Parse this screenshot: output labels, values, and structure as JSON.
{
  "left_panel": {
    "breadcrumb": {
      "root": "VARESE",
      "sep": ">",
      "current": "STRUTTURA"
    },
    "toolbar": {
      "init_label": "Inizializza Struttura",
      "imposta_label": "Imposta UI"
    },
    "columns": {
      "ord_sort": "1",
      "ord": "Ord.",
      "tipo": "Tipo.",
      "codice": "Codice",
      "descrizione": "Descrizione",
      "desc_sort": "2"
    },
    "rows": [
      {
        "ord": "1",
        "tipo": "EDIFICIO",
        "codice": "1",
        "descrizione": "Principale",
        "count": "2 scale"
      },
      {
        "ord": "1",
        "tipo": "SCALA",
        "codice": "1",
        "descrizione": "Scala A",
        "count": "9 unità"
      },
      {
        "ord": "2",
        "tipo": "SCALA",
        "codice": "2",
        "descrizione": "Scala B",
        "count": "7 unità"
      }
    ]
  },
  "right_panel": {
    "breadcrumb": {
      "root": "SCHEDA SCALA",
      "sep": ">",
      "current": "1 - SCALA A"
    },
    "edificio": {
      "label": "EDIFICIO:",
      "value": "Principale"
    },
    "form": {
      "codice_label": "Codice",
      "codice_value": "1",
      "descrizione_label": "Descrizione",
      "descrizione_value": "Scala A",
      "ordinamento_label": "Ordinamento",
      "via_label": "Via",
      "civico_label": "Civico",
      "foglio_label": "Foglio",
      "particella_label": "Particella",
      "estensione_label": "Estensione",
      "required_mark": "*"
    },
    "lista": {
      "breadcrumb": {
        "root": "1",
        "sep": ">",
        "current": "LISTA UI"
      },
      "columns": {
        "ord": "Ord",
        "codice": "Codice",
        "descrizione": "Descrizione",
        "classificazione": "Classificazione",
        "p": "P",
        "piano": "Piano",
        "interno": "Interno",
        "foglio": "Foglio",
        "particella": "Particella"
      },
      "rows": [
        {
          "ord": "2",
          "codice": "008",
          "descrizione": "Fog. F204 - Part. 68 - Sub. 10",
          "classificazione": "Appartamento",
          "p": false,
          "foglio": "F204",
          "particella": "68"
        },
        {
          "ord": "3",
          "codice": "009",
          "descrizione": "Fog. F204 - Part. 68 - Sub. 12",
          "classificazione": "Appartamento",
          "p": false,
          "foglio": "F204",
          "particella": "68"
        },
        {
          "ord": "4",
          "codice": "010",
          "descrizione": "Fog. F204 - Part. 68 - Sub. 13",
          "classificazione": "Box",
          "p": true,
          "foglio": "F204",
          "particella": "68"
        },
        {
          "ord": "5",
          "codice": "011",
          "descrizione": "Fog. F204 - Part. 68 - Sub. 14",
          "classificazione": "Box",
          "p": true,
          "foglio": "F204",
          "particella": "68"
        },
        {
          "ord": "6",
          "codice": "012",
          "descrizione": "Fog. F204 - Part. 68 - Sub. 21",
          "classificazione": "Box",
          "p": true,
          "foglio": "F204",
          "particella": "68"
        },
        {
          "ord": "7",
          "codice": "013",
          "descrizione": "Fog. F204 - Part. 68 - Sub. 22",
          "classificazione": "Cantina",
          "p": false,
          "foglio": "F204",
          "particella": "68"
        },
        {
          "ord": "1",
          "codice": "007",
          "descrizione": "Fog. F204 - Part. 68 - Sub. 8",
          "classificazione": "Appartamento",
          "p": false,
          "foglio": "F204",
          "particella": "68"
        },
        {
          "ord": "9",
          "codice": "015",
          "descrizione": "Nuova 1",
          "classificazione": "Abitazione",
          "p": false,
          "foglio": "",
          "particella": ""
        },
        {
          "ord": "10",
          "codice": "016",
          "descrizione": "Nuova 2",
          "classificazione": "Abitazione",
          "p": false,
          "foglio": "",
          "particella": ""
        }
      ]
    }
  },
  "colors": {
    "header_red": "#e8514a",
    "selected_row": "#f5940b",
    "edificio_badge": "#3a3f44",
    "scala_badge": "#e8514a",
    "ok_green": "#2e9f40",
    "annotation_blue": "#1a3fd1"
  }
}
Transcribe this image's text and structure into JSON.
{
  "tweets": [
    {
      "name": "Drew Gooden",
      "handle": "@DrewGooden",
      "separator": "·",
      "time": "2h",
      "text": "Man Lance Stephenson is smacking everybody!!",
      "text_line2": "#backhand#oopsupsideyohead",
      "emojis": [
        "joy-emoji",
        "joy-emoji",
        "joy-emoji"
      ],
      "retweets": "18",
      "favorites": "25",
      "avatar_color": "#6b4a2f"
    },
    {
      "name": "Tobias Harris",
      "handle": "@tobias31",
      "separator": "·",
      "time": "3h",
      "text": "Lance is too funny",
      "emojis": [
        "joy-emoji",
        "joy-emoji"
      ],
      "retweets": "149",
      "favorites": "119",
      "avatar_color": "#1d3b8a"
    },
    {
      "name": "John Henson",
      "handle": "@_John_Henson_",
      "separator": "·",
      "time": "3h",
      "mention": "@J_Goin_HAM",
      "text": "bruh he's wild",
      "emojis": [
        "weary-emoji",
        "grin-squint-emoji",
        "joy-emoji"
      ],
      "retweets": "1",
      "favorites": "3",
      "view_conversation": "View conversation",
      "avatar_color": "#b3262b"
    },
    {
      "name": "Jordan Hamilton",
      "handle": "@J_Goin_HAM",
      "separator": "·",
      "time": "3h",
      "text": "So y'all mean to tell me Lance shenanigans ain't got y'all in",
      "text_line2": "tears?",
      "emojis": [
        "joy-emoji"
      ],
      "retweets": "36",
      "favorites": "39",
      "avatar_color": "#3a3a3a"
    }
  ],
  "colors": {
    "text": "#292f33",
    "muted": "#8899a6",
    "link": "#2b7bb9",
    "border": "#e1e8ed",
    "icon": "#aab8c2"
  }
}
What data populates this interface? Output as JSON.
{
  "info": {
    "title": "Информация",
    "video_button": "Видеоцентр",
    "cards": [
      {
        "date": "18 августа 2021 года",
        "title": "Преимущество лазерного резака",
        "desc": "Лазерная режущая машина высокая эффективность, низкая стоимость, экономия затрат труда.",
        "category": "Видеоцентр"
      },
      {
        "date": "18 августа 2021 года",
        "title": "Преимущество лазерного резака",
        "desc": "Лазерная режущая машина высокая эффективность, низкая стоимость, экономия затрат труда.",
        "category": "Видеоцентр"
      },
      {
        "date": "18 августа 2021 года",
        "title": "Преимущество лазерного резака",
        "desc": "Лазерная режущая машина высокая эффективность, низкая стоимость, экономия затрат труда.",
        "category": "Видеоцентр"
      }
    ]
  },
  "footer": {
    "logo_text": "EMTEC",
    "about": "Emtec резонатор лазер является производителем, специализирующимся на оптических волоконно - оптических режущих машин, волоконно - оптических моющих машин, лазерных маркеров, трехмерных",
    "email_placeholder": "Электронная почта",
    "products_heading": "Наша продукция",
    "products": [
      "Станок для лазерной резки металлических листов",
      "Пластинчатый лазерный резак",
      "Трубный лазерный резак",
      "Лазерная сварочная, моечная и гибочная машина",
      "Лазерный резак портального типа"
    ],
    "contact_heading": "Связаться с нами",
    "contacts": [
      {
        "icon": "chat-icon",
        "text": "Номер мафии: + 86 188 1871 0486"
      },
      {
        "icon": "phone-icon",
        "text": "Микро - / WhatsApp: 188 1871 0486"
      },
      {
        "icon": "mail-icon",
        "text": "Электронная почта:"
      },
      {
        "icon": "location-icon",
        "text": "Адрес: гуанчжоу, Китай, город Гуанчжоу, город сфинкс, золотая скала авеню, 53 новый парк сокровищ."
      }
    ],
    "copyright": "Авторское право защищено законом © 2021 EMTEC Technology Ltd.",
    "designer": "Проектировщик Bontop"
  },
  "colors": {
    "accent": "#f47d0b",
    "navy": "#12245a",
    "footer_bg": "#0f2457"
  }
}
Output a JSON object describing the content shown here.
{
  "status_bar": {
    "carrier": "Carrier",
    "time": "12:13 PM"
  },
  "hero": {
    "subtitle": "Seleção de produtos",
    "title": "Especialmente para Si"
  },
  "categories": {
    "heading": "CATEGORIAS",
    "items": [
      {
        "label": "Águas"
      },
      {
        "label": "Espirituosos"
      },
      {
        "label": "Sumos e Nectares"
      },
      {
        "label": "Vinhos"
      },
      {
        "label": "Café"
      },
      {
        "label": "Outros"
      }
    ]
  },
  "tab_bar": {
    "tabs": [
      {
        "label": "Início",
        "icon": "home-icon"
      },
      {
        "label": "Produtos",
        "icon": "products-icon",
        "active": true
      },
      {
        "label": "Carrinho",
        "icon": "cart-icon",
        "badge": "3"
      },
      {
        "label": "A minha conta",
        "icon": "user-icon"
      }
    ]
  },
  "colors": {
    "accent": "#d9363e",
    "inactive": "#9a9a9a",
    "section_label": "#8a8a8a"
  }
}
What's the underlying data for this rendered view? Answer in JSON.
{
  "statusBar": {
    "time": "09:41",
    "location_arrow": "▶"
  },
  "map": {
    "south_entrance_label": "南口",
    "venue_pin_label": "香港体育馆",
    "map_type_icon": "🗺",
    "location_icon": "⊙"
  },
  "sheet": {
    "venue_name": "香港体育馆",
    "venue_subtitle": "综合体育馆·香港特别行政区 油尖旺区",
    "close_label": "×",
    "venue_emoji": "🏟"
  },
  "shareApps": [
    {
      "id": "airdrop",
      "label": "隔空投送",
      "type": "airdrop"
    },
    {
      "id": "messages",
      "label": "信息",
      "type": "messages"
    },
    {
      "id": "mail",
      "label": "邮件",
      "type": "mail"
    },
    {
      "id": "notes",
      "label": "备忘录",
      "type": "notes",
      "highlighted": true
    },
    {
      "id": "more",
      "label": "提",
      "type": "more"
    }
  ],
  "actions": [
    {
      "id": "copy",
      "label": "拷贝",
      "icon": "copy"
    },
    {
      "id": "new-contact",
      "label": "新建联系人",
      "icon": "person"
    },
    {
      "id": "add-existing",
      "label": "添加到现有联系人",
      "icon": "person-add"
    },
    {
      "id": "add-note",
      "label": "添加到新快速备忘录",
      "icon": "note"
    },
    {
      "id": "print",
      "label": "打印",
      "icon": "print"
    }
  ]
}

---*---

Locate the line that contains "What's the underlying", then please quote it and every line after it to the end of the entries above, exactly and with nothing else.

What's the underlying data for this rendered view? Answer in JSON.
{
  "statusBar": {
    "time": "09:41",
    "location_arrow": "▶"
  },
  "map": {
    "south_entrance_label": "南口",
    "venue_pin_label": "香港体育馆",
    "map_type_icon": "🗺",
    "location_icon": "⊙"
  },
  "sheet": {
    "venue_name": "香港体育馆",
    "venue_subtitle": "综合体育馆·香港特别行政区 油尖旺区",
    "close_label": "×",
    "venue_emoji": "🏟"
  },
  "shareApps": [
    {
      "id": "airdrop",
      "label": "隔空投送",
      "type": "airdrop"
    },
    {
      "id": "messages",
      "label": "信息",
      "type": "messages"
    },
    {
      "id": "mail",
      "label": "邮件",
      "type": "mail"
    },
    {
      "id": "notes",
      "label": "备忘录",
      "type": "notes",
      "highlighted": true
    },
    {
      "id": "more",
      "label": "提",
      "type": "more"
    }
  ],
  "actions": [
    {
      "id": "copy",
      "label": "拷贝",
      "icon": "copy"
    },
    {
      "id": "new-contact",
      "label": "新建联系人",
      "icon": "person"
    },
    {
      "id": "add-existing",
      "label": "添加到现有联系人",
      "icon": "person-add"
    },
    {
      "id": "add-note",
      "label": "添加到新快速备忘录",
      "icon": "note"
    },
    {
      "id": "print",
      "label": "打印",
      "icon": "print"
    }
  ]
}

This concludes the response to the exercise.